▶ **WHAT THE TASK REQUIRES**
Answer with a single number: how many lines in the listing below include "JSON"?

▶ **GIVEN INFORMATION**
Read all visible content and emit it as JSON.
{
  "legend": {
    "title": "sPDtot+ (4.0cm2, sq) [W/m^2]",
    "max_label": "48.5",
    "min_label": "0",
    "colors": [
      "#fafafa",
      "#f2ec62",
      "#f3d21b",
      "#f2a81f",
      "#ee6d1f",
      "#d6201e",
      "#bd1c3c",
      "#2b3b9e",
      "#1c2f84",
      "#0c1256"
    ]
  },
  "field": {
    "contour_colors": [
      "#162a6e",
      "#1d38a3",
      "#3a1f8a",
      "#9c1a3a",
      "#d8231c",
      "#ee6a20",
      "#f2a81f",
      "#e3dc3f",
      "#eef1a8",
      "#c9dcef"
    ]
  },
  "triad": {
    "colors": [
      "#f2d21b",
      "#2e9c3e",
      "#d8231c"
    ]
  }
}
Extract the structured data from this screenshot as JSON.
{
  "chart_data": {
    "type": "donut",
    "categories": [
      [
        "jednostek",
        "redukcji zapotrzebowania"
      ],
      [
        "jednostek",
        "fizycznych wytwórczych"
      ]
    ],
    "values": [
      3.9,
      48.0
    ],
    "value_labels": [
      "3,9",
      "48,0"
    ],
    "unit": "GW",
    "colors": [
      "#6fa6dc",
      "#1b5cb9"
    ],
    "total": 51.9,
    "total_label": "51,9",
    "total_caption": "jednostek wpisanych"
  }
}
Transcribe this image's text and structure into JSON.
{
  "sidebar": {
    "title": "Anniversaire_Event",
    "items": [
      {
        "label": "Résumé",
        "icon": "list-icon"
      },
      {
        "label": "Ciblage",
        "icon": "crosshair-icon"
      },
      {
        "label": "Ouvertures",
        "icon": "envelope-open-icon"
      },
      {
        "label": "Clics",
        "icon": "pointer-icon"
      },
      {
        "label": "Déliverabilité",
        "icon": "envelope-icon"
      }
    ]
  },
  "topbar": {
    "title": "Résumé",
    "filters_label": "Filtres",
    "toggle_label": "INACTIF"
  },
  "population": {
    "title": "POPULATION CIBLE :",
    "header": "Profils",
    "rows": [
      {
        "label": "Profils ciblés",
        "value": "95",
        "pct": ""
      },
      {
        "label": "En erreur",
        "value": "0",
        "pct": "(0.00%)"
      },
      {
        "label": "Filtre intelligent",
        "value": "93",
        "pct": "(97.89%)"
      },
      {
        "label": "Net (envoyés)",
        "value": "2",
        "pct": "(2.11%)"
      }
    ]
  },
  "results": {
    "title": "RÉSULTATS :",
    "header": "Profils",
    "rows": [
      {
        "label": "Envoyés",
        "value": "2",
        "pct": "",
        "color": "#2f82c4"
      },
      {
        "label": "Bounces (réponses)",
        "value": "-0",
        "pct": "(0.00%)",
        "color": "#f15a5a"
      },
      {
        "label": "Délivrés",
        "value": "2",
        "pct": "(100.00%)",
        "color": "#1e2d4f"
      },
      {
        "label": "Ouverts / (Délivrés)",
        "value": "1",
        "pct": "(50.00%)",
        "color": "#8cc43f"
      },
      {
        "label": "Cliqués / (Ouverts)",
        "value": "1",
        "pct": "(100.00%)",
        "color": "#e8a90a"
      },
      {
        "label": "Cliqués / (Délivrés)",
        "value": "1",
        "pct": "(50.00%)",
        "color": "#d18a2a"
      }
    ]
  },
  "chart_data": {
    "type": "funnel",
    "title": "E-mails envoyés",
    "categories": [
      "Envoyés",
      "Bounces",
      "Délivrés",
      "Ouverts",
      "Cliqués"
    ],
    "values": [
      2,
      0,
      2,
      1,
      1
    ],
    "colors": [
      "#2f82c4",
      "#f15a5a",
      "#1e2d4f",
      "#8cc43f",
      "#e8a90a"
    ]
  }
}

▶ **COMPLETE RESPONSE**
3